**WORK REQUIRED**. Review the listing and copy each line that holds the word "screenshot".

**DATASET EXCERPTS**.
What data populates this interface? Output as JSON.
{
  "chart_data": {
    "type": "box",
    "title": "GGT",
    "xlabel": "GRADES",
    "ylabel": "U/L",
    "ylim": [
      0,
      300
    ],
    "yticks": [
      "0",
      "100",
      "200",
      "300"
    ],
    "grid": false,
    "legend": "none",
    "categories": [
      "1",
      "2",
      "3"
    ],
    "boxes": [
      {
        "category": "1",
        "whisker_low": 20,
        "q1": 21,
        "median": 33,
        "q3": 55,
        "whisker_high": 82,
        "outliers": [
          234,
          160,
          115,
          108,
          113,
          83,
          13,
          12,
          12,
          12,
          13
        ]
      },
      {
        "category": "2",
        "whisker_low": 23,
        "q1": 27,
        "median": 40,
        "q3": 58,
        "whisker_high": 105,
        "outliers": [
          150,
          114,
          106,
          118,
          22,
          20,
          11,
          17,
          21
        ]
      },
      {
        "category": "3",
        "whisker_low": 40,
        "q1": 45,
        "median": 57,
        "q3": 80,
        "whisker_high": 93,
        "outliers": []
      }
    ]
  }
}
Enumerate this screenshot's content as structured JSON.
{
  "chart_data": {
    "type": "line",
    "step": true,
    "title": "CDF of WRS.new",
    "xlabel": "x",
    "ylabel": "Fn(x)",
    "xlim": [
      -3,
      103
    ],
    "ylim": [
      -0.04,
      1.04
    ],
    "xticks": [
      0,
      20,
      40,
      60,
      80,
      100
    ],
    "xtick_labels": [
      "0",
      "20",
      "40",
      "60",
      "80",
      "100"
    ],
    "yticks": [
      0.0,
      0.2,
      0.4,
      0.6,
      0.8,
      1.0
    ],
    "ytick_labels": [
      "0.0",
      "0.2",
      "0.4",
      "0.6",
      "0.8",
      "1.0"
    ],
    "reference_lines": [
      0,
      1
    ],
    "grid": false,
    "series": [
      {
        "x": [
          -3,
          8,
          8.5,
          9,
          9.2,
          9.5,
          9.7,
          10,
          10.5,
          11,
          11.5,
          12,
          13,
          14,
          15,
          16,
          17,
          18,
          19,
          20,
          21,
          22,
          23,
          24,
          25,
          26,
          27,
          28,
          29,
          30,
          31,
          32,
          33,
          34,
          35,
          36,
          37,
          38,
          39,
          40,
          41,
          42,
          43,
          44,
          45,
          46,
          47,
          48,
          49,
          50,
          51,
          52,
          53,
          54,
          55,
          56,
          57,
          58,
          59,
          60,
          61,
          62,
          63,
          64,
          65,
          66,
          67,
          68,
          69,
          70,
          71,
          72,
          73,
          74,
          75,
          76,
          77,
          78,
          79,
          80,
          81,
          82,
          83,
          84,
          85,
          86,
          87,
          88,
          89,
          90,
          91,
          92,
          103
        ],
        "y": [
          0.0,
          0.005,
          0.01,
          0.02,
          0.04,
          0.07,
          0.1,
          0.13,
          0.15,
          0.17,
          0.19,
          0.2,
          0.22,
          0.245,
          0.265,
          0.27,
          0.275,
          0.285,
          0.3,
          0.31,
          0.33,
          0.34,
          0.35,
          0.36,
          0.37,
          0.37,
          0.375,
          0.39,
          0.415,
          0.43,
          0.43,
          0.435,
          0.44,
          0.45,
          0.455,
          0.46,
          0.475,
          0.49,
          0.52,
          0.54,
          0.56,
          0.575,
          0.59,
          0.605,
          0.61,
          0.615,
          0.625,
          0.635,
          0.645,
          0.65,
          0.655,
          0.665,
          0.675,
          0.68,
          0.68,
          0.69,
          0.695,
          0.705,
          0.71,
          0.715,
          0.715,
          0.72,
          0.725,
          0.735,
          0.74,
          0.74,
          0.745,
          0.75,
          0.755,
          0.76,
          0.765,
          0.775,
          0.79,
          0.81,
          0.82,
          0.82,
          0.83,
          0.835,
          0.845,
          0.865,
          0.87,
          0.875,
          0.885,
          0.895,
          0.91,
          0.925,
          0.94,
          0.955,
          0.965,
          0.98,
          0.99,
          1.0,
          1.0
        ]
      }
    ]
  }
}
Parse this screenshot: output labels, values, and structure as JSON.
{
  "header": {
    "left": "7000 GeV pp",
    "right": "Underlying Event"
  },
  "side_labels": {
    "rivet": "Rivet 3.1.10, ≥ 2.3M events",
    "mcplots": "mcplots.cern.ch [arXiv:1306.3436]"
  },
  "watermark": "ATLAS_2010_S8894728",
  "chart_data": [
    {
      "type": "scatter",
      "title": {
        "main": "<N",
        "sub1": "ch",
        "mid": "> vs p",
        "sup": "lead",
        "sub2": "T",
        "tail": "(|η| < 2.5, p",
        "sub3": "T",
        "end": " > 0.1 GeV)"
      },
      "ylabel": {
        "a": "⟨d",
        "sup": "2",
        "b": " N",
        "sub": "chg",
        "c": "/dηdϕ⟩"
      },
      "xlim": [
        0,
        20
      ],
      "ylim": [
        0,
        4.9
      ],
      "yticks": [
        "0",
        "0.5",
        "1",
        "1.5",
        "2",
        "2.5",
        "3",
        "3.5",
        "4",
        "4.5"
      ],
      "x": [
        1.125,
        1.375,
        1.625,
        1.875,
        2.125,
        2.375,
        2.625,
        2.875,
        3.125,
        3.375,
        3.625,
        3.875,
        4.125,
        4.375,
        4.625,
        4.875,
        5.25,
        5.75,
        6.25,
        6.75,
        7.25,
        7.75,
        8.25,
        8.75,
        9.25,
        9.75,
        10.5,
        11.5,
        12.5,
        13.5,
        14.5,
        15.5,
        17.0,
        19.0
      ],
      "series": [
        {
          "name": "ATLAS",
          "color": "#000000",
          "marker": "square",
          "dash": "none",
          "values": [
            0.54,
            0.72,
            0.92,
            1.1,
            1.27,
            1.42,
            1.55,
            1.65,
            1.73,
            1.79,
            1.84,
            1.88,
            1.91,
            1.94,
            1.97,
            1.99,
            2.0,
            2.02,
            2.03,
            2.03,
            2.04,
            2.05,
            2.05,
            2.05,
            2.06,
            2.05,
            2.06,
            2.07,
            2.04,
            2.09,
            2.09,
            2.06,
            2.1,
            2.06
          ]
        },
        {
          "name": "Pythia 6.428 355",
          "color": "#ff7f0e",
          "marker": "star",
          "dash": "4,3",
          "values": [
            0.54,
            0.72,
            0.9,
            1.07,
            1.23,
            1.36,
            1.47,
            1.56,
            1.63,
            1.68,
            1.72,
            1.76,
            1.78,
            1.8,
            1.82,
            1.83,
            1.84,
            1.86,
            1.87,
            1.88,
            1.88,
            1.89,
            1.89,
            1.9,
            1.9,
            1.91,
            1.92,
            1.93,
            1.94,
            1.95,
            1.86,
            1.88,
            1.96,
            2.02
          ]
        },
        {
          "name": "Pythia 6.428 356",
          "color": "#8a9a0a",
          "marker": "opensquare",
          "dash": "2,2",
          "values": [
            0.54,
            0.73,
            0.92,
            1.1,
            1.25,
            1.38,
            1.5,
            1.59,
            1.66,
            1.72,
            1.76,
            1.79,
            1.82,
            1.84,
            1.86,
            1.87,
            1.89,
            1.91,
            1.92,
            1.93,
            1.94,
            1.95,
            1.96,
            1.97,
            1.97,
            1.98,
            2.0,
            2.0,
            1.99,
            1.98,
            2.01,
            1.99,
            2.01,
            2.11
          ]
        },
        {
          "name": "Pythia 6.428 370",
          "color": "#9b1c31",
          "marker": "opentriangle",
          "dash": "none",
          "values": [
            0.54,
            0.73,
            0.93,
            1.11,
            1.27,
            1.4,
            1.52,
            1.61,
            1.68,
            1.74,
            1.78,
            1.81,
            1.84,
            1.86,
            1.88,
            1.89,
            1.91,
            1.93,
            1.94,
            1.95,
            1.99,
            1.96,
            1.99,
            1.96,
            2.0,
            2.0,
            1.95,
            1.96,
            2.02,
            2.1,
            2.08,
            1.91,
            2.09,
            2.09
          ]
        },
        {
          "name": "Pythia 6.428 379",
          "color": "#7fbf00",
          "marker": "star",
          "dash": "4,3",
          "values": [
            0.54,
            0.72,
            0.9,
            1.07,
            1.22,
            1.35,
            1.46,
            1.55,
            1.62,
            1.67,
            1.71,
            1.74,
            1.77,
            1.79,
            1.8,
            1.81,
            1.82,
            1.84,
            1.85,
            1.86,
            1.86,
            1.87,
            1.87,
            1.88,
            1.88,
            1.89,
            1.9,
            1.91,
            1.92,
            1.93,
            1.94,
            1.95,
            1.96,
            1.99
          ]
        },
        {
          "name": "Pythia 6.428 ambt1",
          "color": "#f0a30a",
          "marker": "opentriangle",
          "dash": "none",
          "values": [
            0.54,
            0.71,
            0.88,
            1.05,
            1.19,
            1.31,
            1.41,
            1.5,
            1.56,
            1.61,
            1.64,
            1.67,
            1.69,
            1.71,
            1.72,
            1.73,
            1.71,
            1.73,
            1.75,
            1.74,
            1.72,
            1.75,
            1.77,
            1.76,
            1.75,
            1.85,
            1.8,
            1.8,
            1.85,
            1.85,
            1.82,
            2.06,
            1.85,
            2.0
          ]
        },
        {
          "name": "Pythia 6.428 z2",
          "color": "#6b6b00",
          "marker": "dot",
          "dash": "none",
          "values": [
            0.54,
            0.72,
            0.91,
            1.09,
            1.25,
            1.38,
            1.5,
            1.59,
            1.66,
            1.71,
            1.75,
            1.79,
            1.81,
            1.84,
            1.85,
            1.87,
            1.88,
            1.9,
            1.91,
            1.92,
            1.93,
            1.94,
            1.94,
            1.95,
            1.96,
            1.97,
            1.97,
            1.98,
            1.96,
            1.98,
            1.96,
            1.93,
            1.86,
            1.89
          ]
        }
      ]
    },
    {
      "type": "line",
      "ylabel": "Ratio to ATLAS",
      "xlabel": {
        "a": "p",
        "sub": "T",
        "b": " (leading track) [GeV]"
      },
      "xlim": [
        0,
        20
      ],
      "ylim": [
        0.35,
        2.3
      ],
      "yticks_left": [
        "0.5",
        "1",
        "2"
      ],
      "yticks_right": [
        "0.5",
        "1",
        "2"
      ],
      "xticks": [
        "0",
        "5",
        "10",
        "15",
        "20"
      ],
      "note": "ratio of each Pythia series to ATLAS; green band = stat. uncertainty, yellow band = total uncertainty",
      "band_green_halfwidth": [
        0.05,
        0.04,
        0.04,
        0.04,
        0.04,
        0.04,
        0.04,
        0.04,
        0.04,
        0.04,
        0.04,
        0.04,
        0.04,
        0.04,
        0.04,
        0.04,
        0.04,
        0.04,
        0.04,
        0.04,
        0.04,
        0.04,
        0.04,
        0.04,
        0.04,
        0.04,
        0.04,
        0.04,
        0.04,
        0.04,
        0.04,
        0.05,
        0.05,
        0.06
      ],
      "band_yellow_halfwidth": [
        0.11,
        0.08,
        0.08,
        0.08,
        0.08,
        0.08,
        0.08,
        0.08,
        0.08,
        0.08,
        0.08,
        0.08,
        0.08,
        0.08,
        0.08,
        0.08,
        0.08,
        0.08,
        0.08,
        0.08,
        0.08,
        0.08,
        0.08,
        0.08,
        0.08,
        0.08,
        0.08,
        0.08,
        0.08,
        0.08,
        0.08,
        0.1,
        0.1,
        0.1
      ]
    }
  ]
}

**ANSWER TO THIS PROBLEM**.
Enumerate this screenshot's content as structured JSON.
Parse this screenshot: output labels, values, and structure as JSON.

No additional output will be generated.